> HALAMAN:
Sebagaimana sudah diduga banyak kalangan pemerhati politik internasional maupun geopolitik, persekutuan empat negara adikuasa yang dikenal dengan sebutan Quad, telah mendorong Cina dan Rusia untuk mengkonsolidasikan kekuatan pertahanannya.
Sabtu ini (16/06), Cina menggelar pertemuan Shanghai Cooperation Organization (SCO) di Kota Qingdao, yang terletak di Cina sebelah timur, untuk membahas keamanan dan kerja sama ekonomi.
SCO yang didirikan pada 2001 lalu, pada awalnya merupakan blok perdagangan, namun pada perkembangannya meluaskan lingkup kerjasamanya di bidang kerjasama pertahanan dan keamanan. Dan yang lebih strategis lagi, SCO sejatinya merupakan aliansi strategis Cina_Rusia untuk menggalang kerjasama degnan negara-negara di kawasan Asia Tenggah. Seperti Kazakhstan, Kyrgystan, Tajikistan, dan Uzbekistan. Negara-negara dari kawasan Asia Tengah ini dulunya tergabung dalam Uni Soviet atau yang sekarang kita kenal sebagai Republik Federasi Rusia. Selain itu bergabung juga dalam SCO adalah India dan Pakistan.

> TUGAS LATIHAN:
Lanjutkan artikel tentang SCO mulai dari kalimat terakhirnya. Data merupakan bahan tersendiri yang terpisah dari artikel tentang SCO.

> DATA TERSEDIA:
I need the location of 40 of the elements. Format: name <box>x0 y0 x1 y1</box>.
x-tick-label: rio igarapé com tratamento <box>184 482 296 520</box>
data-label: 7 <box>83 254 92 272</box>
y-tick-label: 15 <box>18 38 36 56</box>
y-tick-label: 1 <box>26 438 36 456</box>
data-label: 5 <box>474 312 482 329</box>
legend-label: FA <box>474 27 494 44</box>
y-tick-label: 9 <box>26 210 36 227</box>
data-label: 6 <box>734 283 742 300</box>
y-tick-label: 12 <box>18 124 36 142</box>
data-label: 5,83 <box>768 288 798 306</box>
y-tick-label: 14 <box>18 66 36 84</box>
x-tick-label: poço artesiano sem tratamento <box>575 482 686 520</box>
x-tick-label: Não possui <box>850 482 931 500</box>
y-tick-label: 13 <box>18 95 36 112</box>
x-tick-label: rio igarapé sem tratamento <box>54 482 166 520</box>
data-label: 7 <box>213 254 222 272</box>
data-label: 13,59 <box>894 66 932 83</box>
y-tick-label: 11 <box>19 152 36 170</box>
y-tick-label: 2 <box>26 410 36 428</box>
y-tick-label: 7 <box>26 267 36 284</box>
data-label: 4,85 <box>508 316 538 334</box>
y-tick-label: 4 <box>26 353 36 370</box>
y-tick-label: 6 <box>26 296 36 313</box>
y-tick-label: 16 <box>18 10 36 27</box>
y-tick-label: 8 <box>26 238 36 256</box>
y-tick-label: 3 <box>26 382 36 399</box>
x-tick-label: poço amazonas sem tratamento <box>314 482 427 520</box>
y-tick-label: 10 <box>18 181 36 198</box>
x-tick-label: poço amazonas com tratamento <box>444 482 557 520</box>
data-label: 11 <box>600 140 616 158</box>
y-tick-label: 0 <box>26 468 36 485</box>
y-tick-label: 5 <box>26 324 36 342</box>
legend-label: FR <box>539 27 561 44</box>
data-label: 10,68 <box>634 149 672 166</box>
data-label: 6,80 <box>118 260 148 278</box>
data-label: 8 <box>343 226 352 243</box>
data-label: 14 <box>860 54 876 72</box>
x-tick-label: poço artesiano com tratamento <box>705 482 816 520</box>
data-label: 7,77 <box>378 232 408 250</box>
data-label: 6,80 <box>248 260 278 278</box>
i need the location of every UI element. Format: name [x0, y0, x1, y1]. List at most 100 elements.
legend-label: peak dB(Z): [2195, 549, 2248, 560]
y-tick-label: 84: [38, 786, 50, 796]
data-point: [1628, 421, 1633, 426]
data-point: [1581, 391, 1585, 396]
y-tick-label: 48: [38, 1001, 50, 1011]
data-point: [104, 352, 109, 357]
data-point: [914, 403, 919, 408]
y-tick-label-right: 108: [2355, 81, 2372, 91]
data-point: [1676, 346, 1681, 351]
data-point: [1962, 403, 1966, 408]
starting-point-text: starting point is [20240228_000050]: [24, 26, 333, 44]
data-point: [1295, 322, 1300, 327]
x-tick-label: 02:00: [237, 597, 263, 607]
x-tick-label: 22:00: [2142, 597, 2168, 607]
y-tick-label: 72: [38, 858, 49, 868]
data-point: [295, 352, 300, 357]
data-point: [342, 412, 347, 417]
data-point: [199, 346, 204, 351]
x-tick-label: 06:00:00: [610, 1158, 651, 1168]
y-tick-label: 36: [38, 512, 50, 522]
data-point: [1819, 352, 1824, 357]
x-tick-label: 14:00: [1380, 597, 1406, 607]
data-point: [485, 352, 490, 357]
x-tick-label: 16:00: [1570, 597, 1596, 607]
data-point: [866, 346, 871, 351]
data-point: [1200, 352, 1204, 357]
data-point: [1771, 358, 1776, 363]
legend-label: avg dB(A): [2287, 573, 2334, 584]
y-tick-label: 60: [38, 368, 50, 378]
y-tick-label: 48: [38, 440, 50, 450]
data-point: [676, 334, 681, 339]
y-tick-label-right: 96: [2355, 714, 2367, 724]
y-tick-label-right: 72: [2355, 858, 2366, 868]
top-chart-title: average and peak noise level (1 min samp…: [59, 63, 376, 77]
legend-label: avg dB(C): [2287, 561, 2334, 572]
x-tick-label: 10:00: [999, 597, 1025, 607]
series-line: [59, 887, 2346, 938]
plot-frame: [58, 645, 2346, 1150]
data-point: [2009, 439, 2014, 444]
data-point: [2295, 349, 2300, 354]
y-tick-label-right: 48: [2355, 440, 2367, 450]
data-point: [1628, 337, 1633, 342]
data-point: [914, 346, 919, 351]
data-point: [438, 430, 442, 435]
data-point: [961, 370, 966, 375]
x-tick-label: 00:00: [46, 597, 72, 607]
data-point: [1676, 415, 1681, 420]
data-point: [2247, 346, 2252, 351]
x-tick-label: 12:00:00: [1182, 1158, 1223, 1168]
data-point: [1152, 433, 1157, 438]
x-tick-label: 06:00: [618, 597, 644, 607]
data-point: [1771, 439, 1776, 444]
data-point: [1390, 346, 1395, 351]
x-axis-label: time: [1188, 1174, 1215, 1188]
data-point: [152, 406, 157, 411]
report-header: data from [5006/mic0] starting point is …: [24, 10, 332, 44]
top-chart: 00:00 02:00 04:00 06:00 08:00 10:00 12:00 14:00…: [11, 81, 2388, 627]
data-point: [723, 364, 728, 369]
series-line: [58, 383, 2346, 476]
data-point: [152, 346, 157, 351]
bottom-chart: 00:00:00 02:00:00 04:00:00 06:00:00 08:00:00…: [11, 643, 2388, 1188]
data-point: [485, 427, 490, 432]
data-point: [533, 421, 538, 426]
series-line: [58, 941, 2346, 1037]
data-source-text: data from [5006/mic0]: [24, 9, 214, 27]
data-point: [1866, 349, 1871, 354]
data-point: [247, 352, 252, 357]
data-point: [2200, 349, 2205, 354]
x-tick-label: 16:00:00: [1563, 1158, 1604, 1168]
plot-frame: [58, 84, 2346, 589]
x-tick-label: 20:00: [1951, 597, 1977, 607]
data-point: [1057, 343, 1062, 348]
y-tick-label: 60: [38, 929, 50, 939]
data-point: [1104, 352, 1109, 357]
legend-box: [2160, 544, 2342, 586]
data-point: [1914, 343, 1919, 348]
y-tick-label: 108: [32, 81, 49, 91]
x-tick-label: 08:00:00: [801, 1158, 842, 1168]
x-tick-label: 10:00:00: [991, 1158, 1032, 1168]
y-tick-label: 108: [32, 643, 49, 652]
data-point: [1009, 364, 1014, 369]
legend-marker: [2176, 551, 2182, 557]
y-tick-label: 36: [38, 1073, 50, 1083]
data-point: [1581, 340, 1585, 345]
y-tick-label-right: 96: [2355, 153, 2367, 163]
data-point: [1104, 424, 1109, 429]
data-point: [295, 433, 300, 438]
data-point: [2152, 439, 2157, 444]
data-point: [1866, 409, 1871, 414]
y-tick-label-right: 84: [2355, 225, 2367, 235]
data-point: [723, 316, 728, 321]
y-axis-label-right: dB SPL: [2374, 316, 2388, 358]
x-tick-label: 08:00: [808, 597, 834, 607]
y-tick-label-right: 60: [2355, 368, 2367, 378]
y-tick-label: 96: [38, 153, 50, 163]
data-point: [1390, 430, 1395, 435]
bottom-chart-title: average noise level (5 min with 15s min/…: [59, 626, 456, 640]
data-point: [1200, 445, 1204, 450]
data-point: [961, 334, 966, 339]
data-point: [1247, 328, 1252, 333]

> JAWABAN:
Menariknya lagi, dalam pertemuan puncak negara-negara SCO ke-18 kali ini, juga hadi beberapa negara Asia seperti negara Asia sebagai peninjau yaitu Afghanistan, Belarusia, Iran dan Mongolia.
Tentu saja kehadiran Iran meski hanya sebagai peninjau di forum SCO, memberi pengaruh tersendiri dalam foirum KTT negara-negara SCO ini. Mengingat semakin menajammnya persaingan global AS versus Cina di Asia Pasifik maupun antara AS versus Rusia di Timur Tengah, maka Iran yang dipandang sebagai sekutu strategis Cina dan Rusia, kehadirannya di forum SCO semakin memperkuat adanya tren hidupnya kembali polarisasi dua kutub alias Bipolar seperti di era Perang Dingin.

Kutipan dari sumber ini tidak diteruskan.